• TASK OBJECTIVE: From the listing that follows, output everything exactly except the pictures.

• RECORDS FOR PROCESSING:
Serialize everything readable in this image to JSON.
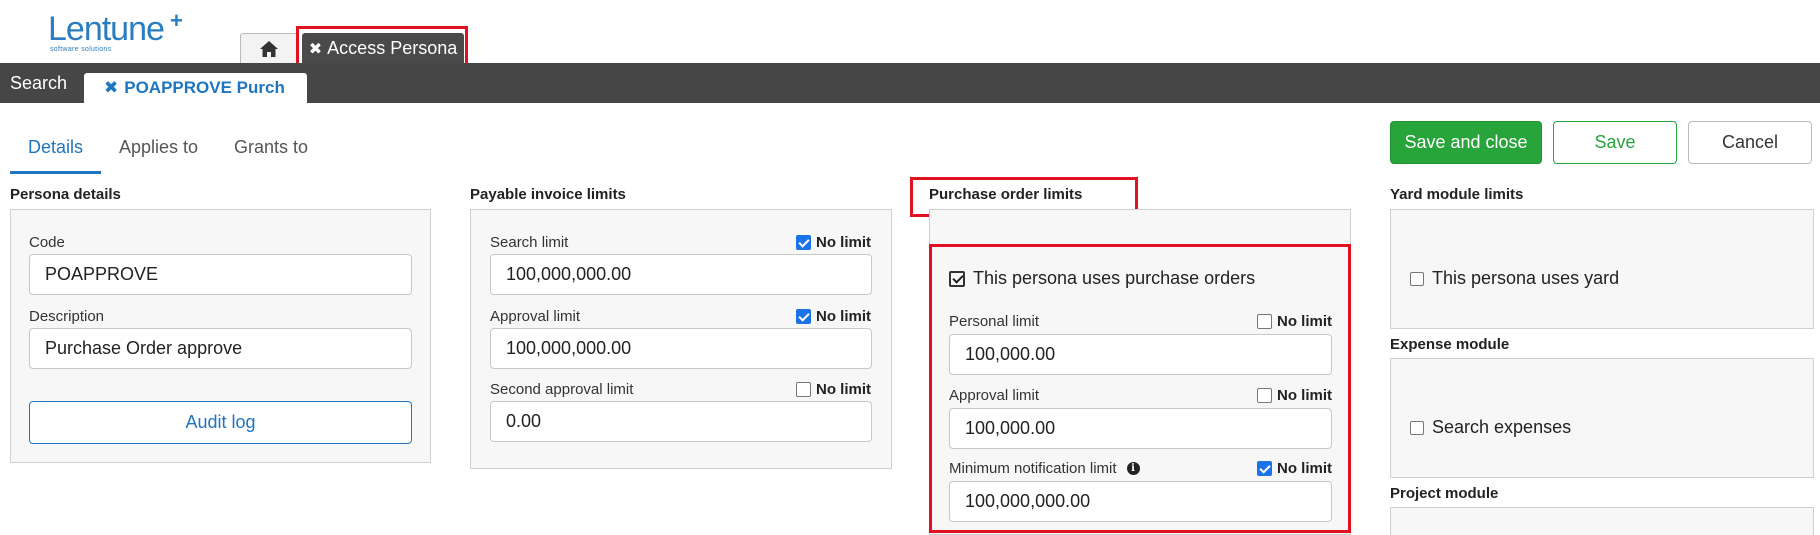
{
  "app": {
    "logo_text": "Lentune",
    "logo_plus": "+",
    "logo_sub": "software solutions"
  },
  "top_tabs": {
    "access_close": "✖",
    "access_label": "Access Persona"
  },
  "toolbar": {
    "search_label": "Search",
    "record_close": "✖",
    "record_label": "POAPPROVE Purch"
  },
  "sub_tabs": {
    "details": "Details",
    "applies_to": "Applies to",
    "grants_to": "Grants to"
  },
  "actions": {
    "save_close": "Save and close",
    "save": "Save",
    "cancel": "Cancel"
  },
  "persona_details": {
    "title": "Persona details",
    "code_label": "Code",
    "code_value": "POAPPROVE",
    "description_label": "Description",
    "description_value": "Purchase Order approve",
    "audit_log": "Audit log"
  },
  "payable_invoice": {
    "title": "Payable invoice limits",
    "search_limit_label": "Search limit",
    "search_limit_value": "100,000,000.00",
    "search_no_limit": true,
    "approval_limit_label": "Approval limit",
    "approval_limit_value": "100,000,000.00",
    "approval_no_limit": true,
    "second_approval_label": "Second approval limit",
    "second_approval_value": "0.00",
    "second_no_limit": false,
    "no_limit_label": "No limit"
  },
  "purchase_order": {
    "title": "Purchase order limits",
    "uses_label": "This persona uses purchase orders",
    "uses_checked": true,
    "personal_limit_label": "Personal limit",
    "personal_limit_value": "100,000.00",
    "personal_no_limit": false,
    "approval_limit_label": "Approval limit",
    "approval_limit_value": "100,000.00",
    "approval_no_limit": false,
    "min_notification_label": "Minimum notification limit",
    "min_notification_value": "100,000,000.00",
    "min_notification_no_limit": true,
    "no_limit_label": "No limit"
  },
  "yard_module": {
    "title": "Yard module limits",
    "uses_label": "This persona uses yard",
    "uses_checked": false
  },
  "expense_module": {
    "title": "Expense module",
    "search_label": "Search expenses",
    "search_checked": false
  },
  "project_module": {
    "title": "Project module"
  },
  "colors": {
    "accent_blue": "#1f76c0",
    "save_green": "#27a43a",
    "toolbar_dark": "#464646",
    "highlight_red": "#e3101f",
    "checkbox_blue": "#1a73e8"
  },
  "icons": {
    "home": "home-icon",
    "close": "close-icon",
    "info": "info-icon",
    "check": "check-icon"
  }
}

• CORRECT OUTPUT:
Serialize everything readable in this image to JSON.
{
  "app": {
    "logo_text": "Lentune",
    "logo_plus": "+",
    "logo_sub": "software solutions"
  },
  "top_tabs": {
    "access_close": "✖",
    "access_label": "Access Persona"
  },
  "toolbar": {
    "search_label": "Search",
    "record_close": "✖",
    "record_label": "POAPPROVE Purch"
  },
  "sub_tabs": {
    "details": "Details",
    "applies_to": "Applies to",
    "grants_to": "Grants to"
  },
  "actions": {
    "save_close": "Save and close",
    "save": "Save",
    "cancel": "Cancel"
  },
  "persona_details": {
    "title": "Persona details",
    "code_label": "Code",
    "code_value": "POAPPROVE",
    "description_label": "Description",
    "description_value": "Purchase Order approve",
    "audit_log": "Audit log"
  },
  "payable_invoice": {
    "title": "Payable invoice limits",
    "search_limit_label": "Search limit",
    "search_limit_value": "100,000,000.00",
    "search_no_limit": true,
    "approval_limit_label": "Approval limit",
    "approval_limit_value": "100,000,000.00",
    "approval_no_limit": true,
    "second_approval_label": "Second approval limit",
    "second_approval_value": "0.00",
    "second_no_limit": false,
    "no_limit_label": "No limit"
  },
  "purchase_order": {
    "title": "Purchase order limits",
    "uses_label": "This persona uses purchase orders",
    "uses_checked": true,
    "personal_limit_label": "Personal limit",
    "personal_limit_value": "100,000.00",
    "personal_no_limit": false,
    "approval_limit_label": "Approval limit",
    "approval_limit_value": "100,000.00",
    "approval_no_limit": false,
    "min_notification_label": "Minimum notification limit",
    "min_notification_value": "100,000,000.00",
    "min_notification_no_limit": true,
    "no_limit_label": "No limit"
  },
  "yard_module": {
    "title": "Yard module limits",
    "uses_label": "This persona uses yard",
    "uses_checked": false
  },
  "expense_module": {
    "title": "Expense module",
    "search_label": "Search expenses",
    "search_checked": false
  },
  "project_module": {
    "title": "Project module"
  },
  "colors": {
    "accent_blue": "#1f76c0",
    "save_green": "#27a43a",
    "toolbar_dark": "#464646",
    "highlight_red": "#e3101f",
    "checkbox_blue": "#1a73e8"
  },
  "icons": {
    "home": "home-icon",
    "close": "close-icon",
    "info": "info-icon",
    "check": "check-icon"
  }
}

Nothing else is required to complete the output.